▶ [STATED PROBLEM]
Locate each line containing the string "Consumption" and copy it out.

▶ [RECORDS TO PROCESS]
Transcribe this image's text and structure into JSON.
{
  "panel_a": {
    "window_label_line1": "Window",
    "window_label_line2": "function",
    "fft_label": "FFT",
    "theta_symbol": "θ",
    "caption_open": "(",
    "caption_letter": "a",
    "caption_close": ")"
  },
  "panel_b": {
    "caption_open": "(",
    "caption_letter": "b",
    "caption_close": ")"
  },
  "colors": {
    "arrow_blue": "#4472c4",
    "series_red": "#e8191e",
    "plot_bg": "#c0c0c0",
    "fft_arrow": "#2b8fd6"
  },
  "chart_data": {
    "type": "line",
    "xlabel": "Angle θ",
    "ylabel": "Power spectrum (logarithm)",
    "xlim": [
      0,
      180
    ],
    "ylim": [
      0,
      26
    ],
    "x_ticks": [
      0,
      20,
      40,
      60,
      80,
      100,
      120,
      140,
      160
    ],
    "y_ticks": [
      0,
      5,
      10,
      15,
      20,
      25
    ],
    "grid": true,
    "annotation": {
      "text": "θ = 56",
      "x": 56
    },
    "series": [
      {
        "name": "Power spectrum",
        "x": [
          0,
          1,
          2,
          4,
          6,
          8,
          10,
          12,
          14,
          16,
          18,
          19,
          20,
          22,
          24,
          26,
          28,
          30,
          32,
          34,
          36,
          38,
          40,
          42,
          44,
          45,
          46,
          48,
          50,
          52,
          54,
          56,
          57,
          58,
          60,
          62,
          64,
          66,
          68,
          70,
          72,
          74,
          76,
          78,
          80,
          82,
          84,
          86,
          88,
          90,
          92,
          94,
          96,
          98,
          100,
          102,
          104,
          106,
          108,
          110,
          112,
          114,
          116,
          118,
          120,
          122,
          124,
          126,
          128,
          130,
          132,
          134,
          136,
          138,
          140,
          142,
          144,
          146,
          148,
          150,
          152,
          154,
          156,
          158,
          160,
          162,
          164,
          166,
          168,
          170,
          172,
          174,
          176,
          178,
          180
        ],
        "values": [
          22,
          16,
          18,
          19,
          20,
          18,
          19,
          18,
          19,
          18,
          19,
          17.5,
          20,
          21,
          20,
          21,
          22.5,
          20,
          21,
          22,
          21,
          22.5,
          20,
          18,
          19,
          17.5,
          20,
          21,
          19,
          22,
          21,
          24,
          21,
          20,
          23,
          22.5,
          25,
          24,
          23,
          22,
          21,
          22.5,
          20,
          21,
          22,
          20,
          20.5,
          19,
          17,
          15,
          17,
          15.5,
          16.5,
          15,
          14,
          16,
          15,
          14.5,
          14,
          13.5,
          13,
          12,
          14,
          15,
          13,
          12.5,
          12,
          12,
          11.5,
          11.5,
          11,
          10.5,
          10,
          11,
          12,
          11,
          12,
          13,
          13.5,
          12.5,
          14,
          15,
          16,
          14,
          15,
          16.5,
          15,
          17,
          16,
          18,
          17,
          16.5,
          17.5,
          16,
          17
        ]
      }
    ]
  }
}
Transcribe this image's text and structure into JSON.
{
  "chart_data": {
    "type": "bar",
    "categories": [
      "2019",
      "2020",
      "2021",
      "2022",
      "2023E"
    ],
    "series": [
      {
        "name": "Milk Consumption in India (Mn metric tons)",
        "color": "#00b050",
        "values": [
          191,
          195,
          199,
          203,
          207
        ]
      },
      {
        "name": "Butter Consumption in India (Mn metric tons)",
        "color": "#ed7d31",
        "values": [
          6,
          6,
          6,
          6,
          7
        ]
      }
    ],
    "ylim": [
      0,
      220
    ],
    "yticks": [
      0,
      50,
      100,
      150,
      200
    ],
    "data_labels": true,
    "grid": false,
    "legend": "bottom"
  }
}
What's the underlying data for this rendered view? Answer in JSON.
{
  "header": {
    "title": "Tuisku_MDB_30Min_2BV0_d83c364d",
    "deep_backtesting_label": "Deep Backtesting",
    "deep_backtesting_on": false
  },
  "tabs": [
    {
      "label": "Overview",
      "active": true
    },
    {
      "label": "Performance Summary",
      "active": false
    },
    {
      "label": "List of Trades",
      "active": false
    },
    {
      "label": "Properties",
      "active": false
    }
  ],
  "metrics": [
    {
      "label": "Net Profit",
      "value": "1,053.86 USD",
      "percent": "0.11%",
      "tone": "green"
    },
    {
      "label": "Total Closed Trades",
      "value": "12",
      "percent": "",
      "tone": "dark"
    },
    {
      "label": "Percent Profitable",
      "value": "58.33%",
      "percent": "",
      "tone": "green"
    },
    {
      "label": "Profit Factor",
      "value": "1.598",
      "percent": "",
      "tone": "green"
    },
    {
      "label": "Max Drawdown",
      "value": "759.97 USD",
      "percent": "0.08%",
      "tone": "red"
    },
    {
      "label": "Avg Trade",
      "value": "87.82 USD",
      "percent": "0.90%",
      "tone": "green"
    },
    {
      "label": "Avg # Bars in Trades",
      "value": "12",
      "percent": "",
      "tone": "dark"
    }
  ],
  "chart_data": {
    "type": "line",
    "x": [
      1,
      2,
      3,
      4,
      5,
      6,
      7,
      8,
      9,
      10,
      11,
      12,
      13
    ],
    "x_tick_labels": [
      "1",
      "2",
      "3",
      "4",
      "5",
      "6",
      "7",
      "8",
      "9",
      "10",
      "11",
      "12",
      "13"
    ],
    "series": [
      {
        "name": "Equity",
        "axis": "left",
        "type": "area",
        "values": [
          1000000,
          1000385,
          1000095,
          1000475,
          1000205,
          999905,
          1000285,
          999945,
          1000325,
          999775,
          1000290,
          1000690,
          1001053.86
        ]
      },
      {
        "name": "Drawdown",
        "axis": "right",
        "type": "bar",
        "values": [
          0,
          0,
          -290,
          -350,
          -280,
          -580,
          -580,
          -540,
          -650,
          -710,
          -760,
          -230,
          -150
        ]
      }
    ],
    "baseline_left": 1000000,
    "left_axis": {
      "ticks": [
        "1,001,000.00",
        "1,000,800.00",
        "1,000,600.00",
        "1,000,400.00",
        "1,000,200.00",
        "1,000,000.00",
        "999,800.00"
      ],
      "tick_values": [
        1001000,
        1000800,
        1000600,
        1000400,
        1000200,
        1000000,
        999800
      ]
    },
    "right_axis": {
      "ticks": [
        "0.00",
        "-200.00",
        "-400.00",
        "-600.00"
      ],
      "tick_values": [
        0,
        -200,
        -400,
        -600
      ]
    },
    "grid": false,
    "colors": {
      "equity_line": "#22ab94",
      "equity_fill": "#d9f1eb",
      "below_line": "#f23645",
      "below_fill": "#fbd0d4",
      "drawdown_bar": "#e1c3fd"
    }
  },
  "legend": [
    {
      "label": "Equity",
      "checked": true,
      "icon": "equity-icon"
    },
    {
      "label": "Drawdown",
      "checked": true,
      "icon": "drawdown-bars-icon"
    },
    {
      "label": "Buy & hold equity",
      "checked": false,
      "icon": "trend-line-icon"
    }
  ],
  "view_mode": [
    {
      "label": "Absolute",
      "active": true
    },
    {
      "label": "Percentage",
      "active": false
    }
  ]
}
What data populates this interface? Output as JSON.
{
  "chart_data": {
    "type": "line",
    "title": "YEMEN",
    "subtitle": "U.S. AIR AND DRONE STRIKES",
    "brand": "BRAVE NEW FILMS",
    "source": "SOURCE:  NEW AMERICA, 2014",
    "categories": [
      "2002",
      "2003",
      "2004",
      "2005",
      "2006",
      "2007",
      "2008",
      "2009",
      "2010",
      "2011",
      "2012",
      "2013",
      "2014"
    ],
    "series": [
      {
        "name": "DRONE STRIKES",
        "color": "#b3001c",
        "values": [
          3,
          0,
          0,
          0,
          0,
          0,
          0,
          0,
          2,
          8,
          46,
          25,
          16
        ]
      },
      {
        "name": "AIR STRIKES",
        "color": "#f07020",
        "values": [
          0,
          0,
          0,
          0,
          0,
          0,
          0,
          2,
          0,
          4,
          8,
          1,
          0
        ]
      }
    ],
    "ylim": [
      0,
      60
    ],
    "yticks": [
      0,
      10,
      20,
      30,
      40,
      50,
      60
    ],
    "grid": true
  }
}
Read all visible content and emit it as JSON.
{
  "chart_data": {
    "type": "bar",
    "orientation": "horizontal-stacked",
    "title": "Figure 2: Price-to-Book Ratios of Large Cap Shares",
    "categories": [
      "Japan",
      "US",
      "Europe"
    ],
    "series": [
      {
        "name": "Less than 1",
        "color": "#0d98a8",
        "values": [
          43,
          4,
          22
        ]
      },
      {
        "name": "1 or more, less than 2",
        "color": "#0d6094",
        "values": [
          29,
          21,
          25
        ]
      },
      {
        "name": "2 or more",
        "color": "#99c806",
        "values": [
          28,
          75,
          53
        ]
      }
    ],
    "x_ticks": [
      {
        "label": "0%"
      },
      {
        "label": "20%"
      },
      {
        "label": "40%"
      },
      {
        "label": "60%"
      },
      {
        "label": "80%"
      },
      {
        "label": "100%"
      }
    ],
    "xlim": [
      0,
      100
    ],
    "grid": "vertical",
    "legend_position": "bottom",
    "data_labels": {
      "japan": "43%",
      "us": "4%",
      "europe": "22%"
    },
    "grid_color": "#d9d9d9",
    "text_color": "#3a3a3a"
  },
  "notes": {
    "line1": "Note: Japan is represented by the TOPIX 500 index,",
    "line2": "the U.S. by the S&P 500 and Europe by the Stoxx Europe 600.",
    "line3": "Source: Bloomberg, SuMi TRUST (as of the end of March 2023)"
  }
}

▶ [FINAL RESULT]
        "name": "Milk Consumption in India (Mn metric tons)",
        "name": "Butter Consumption in India (Mn metric tons)",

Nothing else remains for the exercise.